◆ SHORT TASK
Search the material and gather each line with "title" in it.

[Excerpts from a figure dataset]
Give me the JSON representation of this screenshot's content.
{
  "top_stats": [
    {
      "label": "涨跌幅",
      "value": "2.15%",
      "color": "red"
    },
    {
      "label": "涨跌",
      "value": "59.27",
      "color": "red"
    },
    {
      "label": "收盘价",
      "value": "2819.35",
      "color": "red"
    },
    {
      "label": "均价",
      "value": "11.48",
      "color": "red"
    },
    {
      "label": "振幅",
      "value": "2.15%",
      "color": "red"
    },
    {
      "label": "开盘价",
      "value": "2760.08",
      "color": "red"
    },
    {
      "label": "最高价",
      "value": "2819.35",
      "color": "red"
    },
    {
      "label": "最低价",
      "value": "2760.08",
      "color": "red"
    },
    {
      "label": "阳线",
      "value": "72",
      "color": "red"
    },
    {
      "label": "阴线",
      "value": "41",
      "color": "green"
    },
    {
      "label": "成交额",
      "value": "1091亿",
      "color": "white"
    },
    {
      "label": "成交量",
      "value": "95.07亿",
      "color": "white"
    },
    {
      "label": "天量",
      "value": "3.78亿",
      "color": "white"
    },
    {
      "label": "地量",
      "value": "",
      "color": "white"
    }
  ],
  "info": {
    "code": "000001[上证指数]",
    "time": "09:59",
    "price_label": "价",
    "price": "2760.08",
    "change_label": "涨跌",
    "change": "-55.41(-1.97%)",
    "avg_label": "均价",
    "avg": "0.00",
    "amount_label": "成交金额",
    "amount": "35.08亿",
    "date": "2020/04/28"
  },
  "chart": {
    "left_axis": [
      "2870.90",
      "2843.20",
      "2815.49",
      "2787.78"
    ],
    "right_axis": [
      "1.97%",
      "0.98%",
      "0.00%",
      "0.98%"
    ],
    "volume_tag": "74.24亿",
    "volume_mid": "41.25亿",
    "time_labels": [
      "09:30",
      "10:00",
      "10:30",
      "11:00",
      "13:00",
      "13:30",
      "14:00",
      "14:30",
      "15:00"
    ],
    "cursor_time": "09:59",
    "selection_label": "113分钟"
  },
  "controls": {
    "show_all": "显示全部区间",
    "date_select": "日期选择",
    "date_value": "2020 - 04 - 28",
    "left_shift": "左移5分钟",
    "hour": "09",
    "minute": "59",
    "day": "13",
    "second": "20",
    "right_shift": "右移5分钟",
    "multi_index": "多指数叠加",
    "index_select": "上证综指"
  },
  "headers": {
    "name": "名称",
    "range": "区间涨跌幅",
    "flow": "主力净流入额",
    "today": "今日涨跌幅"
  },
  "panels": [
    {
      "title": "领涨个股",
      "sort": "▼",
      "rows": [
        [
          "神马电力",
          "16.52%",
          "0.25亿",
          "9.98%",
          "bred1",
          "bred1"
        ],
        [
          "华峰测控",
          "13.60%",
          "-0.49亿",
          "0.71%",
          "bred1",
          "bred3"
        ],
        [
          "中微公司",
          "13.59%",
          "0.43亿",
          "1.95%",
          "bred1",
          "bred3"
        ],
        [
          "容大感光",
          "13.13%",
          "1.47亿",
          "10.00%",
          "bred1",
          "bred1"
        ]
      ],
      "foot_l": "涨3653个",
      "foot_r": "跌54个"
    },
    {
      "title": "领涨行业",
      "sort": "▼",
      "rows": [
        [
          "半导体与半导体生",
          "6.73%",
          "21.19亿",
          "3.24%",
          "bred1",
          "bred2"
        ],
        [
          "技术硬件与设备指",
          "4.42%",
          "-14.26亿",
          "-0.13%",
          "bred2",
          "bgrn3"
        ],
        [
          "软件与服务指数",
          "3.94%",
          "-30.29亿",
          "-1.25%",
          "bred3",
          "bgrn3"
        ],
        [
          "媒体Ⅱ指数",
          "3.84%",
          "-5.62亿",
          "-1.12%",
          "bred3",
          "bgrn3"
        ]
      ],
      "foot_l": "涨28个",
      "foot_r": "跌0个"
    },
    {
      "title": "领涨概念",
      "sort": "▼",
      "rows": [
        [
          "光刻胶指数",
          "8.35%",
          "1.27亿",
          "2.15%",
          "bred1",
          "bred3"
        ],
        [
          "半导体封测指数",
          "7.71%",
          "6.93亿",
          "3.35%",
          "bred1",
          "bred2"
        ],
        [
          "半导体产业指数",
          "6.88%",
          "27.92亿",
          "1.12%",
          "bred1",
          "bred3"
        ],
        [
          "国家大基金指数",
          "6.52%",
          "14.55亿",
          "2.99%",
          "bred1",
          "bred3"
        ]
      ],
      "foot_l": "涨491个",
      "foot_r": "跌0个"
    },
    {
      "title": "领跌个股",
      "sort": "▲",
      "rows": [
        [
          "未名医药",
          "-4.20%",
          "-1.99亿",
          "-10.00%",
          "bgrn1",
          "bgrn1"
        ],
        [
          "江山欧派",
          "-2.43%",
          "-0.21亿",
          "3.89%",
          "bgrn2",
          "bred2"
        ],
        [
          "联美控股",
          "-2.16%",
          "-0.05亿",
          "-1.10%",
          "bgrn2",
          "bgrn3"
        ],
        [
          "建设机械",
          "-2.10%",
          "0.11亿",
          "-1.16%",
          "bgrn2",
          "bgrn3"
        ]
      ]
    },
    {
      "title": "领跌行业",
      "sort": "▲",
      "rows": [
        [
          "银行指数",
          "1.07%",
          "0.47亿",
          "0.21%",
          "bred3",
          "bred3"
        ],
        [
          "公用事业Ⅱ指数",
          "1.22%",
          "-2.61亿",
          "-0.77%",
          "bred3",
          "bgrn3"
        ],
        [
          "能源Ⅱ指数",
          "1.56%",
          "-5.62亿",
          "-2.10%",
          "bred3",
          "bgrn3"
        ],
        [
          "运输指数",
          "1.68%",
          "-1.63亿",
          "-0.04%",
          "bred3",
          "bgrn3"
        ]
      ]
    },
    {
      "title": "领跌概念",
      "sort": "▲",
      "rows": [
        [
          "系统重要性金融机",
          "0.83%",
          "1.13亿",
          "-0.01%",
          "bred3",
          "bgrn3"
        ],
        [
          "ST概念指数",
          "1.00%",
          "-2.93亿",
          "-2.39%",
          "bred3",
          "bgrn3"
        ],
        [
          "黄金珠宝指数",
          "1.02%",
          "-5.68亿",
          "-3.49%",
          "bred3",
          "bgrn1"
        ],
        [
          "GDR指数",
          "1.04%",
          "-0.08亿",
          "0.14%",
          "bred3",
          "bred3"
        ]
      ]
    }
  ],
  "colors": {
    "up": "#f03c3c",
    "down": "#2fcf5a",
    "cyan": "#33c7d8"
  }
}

◆ ANSWER TO THIS TASK
      "title": "领涨个股",
      "title": "领涨行业",
      "title": "领涨概念",
      "title": "领跌个股",
      "title": "领跌行业",
      "title": "领跌概念",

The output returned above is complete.